-- START --

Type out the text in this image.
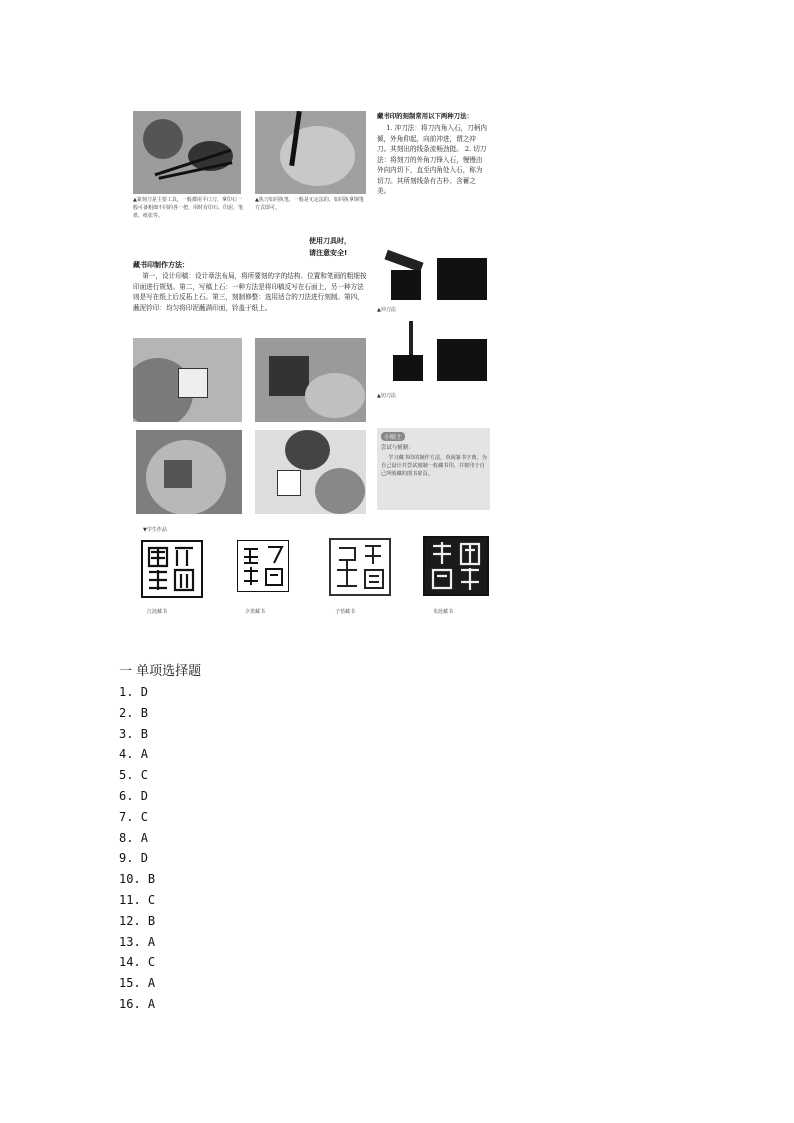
▲篆刻刀是主要工具，一般都用平口刀，拿印石一般可备粗细不同的各一把，用时有印石、印泥、笔墨、纸张等。
▲执刀如同执笔，一般是无定法的，如同执拿钢笔方式即可。
使用刀具时，
请注意安全!
藏书印制作方法：
第一，设计印稿：设计章法布局，将所要刻的字的结构、位置和笔画的粗细按印面进行规划。第二，写稿上石：一种方法是将印稿反写在石面上，另一种方法则是写在纸上后反拓上石。第三，刻制修整：选用适合的刀法进行刻制。第四，蘸泥钤印：均匀将印泥蘸满印面，钤盖于纸上。
藏书印的刻制常用以下两种刀法：
1. 冲刀法：将刀内角入石，刀柄内倾，外角仰起，向前冲进，谓之冲刀。其刻出的线条流畅劲挺。 2. 切刀法：将刻刀的外角刀锋入石，慢慢由外向内切下，直至内角处入石，称为切刀。其所刻线条有古朴、含蓄之美。
▲冲刀法
▲切刀法
小贴士
尝试与刻制：
学习藏书印的制作方法，查阅篆书字典，为自己设计并尝试刻制一枚藏书印，并将印于自己所收藏的图书扉页。
▼学生作品
江涟藏书	夕墨藏书	子恬藏书	朱涟藏书
一 单项选择题
1. D
2. B
3. B
4. A
5. C
6. D
7. C
8. A
9. D
10. B
11. C
12. B
13. A
14. C
15. A
16. A
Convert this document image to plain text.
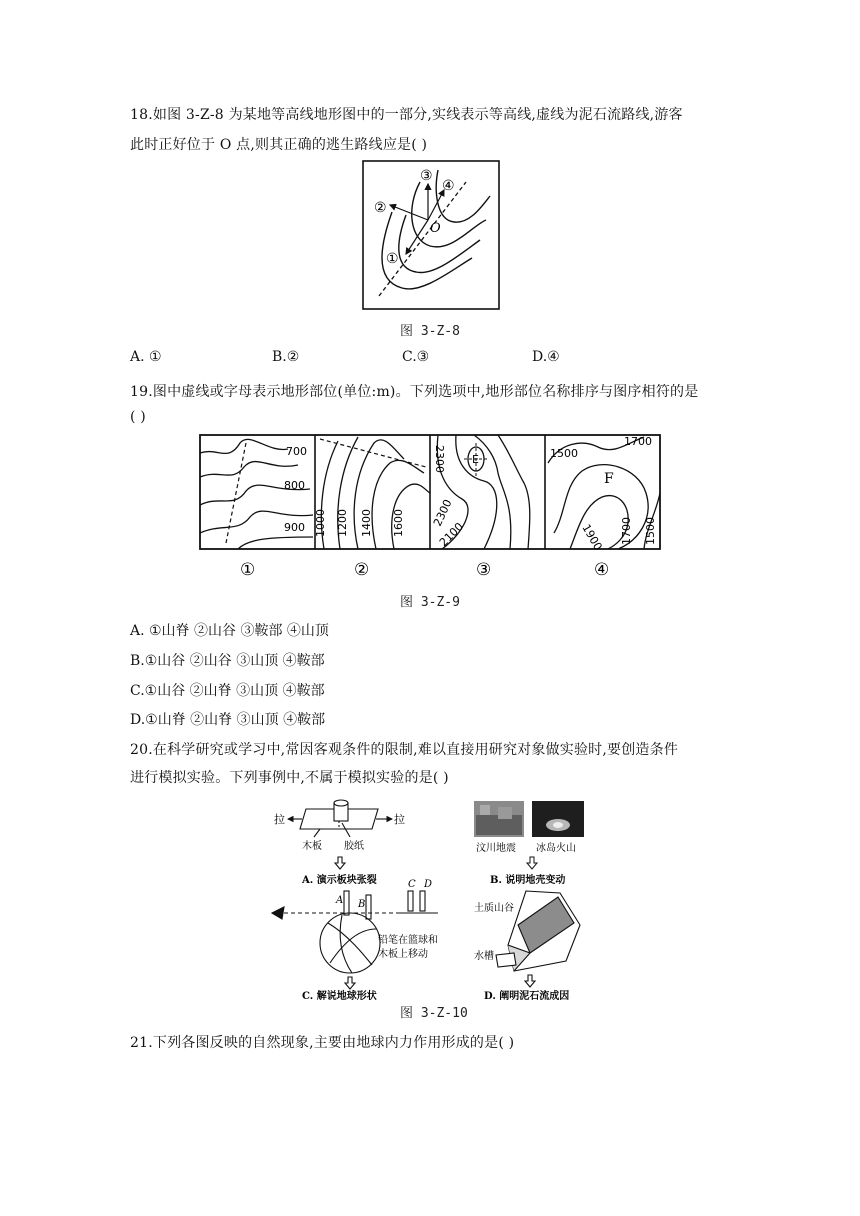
18.如图 3-Z-8 为某地等高线地形图中的一部分,实线表示等高线,虚线为泥石流路线,游客
此时正好位于 O 点,则其正确的逃生路线应是( )
O
①
②
③
④
图 3-Z-8
A. ①	B.②	C.③	D.④
19.图中虚线或字母表示地形部位(单位:m)。下列选项中,地形部位名称排序与图序相符的是
( )
700
800
900 1000 1200 1400 1600
2300 E
2300
2100
1700
1500
F
1900 1700 1500
①	②	③	④
图 3-Z-9
A. ①山脊 ②山谷 ③鞍部 ④山顶
B.①山谷 ②山谷 ③山顶 ④鞍部
C.①山谷 ②山脊 ③山顶 ④鞍部
D.①山脊 ②山脊 ③山顶 ④鞍部
20.在科学研究或学习中,常因客观条件的限制,难以直接用研究对象做实验时,要创造条件
进行模拟实验。下列事例中,不属于模拟实验的是( )
拉	拉
木板 胶纸
A. 演示板块张裂
汶川地震 冰岛火山
B. 说明地壳变动
A B
C D
铅笔在篮球和
木板上移动
C. 解说地球形状
土质山谷
水槽
D. 阐明泥石流成因
图 3-Z-10
21.下列各图反映的自然现象,主要由地球内力作用形成的是( )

-- END --

TASK STATEMENT> From the material above, write out exactly the lines from the line with "Convert this document image to plain text." through the closing line, inclusive, and no pictures.

TASK RESULT>
Convert this document image to plain text.
18.如图 3-Z-8 为某地等高线地形图中的一部分,实线表示等高线,虚线为泥石流路线,游客
此时正好位于 O 点,则其正确的逃生路线应是( )
O
①
②
③
④
图 3-Z-8
A. ①	B.②	C.③	D.④
19.图中虚线或字母表示地形部位(单位:m)。下列选项中,地形部位名称排序与图序相符的是
( )
700
800
900 1000 1200 1400 1600
2300 E
2300
2100
1700
1500
F
1900 1700 1500
①	②	③	④
图 3-Z-9
A. ①山脊 ②山谷 ③鞍部 ④山顶
B.①山谷 ②山谷 ③山顶 ④鞍部
C.①山谷 ②山脊 ③山顶 ④鞍部
D.①山脊 ②山脊 ③山顶 ④鞍部
20.在科学研究或学习中,常因客观条件的限制,难以直接用研究对象做实验时,要创造条件
进行模拟实验。下列事例中,不属于模拟实验的是( )
拉	拉
木板 胶纸
A. 演示板块张裂
汶川地震 冰岛火山
B. 说明地壳变动
A B
C D
铅笔在篮球和
木板上移动
C. 解说地球形状
土质山谷
水槽
D. 阐明泥石流成因
图 3-Z-10
21.下列各图反映的自然现象,主要由地球内力作用形成的是( )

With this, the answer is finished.